▸ **EXERCISE DESCRIPTION**: From the records below, copy every line that contains the word "payments".

Collected data entries:
______________________________
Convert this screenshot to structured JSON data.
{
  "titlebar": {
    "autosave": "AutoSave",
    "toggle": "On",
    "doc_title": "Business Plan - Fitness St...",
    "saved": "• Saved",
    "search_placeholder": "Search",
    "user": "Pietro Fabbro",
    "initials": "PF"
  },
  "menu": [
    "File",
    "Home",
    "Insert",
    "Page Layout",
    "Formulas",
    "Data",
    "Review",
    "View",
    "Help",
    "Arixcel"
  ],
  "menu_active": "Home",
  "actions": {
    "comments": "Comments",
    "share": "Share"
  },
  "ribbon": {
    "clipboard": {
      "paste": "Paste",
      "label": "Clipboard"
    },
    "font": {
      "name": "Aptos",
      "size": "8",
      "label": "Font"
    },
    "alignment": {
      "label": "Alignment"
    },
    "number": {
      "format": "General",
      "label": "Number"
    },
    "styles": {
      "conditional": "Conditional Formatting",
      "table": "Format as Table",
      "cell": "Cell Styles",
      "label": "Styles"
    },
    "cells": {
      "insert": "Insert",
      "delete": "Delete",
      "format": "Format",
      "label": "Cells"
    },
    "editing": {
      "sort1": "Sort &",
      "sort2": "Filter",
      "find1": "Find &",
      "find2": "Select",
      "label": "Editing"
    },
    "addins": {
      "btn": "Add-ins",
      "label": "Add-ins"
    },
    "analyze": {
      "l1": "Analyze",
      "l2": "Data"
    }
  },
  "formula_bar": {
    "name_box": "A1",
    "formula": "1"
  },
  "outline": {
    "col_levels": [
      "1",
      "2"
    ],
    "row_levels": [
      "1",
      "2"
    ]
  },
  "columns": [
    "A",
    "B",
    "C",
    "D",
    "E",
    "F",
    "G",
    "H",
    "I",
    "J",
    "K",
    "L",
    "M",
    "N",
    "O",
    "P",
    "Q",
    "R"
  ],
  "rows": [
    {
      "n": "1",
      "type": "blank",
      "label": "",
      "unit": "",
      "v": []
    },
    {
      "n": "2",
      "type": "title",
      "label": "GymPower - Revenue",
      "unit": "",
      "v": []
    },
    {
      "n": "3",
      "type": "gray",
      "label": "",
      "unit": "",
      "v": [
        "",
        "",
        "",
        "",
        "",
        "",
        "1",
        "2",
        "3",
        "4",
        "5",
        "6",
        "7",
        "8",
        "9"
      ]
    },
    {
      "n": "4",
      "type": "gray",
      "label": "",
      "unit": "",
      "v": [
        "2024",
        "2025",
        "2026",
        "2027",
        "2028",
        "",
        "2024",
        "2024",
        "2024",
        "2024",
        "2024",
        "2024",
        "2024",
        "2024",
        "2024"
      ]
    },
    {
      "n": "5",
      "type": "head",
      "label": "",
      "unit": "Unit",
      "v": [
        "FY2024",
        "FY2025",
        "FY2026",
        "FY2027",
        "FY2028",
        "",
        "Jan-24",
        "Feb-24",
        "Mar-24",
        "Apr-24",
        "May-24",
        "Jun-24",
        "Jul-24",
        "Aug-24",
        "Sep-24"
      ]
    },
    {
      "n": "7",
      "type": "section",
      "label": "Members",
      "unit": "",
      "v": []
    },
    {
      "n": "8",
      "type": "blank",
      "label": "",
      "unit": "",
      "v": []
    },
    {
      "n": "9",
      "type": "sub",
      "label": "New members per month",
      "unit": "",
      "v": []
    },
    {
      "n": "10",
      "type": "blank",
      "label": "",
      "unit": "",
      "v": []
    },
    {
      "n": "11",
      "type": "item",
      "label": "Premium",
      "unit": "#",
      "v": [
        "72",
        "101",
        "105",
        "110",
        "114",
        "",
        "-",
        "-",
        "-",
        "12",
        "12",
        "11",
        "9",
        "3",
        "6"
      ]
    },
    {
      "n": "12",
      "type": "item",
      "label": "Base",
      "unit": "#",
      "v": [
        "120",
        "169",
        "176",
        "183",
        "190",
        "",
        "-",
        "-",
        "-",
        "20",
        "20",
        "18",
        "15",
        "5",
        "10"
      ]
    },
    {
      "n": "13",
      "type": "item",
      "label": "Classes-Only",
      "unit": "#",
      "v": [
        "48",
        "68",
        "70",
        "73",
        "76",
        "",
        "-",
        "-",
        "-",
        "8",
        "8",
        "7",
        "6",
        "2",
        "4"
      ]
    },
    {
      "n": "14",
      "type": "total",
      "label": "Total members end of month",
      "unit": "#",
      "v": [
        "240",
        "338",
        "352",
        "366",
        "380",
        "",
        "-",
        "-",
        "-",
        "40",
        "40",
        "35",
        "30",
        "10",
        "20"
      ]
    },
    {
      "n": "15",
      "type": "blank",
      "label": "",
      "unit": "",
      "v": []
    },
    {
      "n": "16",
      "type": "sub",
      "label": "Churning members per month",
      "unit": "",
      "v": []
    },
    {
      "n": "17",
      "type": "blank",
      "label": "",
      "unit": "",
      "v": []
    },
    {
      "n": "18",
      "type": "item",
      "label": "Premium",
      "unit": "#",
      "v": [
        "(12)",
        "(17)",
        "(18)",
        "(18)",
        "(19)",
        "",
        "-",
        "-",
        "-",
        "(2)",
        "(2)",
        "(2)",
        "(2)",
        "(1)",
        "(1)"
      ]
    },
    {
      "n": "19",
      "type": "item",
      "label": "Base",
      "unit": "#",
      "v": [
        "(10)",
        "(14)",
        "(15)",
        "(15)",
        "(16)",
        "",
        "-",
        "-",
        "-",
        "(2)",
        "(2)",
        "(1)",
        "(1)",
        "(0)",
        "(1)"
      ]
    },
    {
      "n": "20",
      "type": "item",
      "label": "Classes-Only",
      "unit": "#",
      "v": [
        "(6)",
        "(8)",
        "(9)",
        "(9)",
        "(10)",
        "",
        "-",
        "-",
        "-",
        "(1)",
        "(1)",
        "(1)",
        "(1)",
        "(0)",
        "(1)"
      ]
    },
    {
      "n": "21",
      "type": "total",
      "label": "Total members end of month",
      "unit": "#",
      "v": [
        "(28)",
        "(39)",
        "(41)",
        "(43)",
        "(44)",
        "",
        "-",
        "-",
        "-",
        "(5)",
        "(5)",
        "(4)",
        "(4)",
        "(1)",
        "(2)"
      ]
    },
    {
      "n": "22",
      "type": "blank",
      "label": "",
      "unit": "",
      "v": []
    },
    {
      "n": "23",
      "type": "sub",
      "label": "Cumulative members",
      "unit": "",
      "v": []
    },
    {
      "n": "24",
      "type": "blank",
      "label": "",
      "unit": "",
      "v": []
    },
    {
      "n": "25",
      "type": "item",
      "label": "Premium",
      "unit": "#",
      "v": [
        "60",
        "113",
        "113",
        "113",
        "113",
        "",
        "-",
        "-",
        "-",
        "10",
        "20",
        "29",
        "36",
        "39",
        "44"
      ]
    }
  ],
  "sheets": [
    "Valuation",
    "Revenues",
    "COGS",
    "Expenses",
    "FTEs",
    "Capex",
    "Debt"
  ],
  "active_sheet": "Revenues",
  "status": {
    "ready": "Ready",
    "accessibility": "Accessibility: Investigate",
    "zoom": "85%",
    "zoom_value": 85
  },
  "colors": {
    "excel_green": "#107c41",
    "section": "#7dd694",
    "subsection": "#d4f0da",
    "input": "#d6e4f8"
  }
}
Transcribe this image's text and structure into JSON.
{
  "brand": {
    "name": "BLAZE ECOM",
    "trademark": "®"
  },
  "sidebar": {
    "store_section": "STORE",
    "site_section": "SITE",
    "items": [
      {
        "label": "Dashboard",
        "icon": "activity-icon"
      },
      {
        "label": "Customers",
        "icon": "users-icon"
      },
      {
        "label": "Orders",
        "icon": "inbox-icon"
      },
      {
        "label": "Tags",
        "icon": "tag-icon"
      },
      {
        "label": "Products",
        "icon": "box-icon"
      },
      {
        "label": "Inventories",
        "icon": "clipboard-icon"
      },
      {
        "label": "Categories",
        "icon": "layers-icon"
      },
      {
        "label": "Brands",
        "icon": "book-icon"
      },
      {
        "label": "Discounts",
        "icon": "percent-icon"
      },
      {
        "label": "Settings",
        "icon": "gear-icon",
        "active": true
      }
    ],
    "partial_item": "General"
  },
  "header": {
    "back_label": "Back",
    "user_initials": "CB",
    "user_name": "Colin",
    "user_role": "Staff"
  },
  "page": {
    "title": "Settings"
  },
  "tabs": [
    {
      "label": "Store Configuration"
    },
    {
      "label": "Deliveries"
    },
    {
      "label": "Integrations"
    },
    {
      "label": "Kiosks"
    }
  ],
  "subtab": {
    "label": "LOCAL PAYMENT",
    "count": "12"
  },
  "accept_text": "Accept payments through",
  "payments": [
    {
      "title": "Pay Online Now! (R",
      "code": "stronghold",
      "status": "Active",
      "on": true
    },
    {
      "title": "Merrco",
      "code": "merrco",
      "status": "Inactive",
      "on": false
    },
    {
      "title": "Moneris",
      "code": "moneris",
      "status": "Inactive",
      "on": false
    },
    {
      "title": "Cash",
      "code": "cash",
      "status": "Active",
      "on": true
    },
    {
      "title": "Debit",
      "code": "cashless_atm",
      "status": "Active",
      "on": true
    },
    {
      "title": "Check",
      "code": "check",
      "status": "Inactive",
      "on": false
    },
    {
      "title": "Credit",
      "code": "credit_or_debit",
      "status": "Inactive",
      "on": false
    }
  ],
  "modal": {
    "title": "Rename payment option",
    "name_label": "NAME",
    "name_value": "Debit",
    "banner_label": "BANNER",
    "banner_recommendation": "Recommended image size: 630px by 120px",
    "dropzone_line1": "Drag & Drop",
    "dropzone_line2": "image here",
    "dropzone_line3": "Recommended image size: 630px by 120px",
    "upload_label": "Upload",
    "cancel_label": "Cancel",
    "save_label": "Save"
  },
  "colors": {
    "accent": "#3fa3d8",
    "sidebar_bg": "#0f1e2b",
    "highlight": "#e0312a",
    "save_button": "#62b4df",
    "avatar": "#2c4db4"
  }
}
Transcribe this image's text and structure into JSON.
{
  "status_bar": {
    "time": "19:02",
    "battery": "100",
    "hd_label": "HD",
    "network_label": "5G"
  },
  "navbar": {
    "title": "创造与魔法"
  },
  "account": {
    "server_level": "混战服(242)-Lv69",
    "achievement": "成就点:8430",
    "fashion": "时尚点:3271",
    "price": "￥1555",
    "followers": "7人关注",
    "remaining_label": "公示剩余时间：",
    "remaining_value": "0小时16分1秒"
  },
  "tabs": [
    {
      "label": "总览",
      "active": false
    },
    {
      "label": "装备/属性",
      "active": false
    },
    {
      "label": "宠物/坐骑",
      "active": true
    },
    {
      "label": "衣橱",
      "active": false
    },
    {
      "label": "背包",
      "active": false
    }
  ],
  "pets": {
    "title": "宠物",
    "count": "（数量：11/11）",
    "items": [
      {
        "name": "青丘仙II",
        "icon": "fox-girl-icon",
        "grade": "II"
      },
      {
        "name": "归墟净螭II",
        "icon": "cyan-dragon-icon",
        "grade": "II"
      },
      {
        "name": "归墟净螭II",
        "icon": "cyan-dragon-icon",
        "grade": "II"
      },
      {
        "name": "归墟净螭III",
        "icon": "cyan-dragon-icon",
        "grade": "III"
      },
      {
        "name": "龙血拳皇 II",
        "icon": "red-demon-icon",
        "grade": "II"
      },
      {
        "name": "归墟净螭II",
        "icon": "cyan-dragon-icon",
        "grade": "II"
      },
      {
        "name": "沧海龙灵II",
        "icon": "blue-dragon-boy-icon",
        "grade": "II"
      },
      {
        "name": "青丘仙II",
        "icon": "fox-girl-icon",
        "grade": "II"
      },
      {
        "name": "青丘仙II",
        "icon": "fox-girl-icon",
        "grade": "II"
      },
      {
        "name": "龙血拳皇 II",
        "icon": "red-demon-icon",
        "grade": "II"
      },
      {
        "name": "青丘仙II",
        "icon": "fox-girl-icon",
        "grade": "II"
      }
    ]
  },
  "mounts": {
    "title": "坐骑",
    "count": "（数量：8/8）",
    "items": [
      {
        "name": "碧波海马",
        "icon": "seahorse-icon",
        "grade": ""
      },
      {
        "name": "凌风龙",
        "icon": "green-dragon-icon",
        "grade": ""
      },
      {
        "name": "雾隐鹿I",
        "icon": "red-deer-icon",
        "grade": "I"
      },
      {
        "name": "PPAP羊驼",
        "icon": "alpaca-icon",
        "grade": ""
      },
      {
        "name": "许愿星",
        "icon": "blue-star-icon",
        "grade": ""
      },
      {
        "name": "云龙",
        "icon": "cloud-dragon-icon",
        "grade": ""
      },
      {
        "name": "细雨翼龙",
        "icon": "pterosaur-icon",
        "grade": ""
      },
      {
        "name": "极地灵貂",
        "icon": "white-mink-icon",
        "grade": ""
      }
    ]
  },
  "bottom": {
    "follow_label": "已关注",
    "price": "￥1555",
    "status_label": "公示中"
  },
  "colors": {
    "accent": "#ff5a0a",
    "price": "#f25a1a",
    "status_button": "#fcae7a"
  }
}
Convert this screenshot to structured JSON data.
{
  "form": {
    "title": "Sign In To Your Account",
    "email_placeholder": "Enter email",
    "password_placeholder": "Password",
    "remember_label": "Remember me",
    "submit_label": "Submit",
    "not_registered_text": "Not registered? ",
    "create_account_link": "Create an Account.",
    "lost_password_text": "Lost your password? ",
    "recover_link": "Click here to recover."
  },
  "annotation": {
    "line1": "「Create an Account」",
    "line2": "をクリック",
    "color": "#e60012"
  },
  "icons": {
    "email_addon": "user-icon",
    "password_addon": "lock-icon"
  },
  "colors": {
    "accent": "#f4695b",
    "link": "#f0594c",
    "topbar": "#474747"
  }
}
______________________________
▸ **EXERCISE RESULT**:
  "accept_text": "Accept payments through",
  "payments": [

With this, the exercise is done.